**Task description**
In the entries that follow, how many lines hold the string "grasas"? Give only that number.
— START Rows —
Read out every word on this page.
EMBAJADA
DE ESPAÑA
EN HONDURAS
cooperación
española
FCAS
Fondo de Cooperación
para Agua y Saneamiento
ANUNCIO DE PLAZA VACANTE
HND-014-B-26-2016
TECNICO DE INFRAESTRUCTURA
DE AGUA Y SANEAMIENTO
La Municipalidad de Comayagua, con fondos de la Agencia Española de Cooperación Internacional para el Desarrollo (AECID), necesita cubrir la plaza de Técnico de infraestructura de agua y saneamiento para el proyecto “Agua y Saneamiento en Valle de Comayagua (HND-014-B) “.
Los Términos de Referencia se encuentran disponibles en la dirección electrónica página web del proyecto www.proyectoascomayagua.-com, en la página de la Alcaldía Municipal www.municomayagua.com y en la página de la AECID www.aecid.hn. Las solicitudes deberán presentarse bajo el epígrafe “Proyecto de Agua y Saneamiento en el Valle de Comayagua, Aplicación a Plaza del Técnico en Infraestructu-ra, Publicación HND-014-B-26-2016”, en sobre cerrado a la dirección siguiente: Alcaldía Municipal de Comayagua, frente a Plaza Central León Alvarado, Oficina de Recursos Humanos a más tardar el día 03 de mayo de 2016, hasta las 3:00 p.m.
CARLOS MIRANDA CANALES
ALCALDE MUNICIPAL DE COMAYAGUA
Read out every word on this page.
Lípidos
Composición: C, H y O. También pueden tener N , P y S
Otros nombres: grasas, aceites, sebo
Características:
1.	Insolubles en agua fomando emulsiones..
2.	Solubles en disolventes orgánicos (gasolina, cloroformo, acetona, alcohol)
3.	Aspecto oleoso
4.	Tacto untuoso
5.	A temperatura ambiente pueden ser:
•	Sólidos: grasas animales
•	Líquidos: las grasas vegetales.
— END Rows —
**Response for this exercise**
3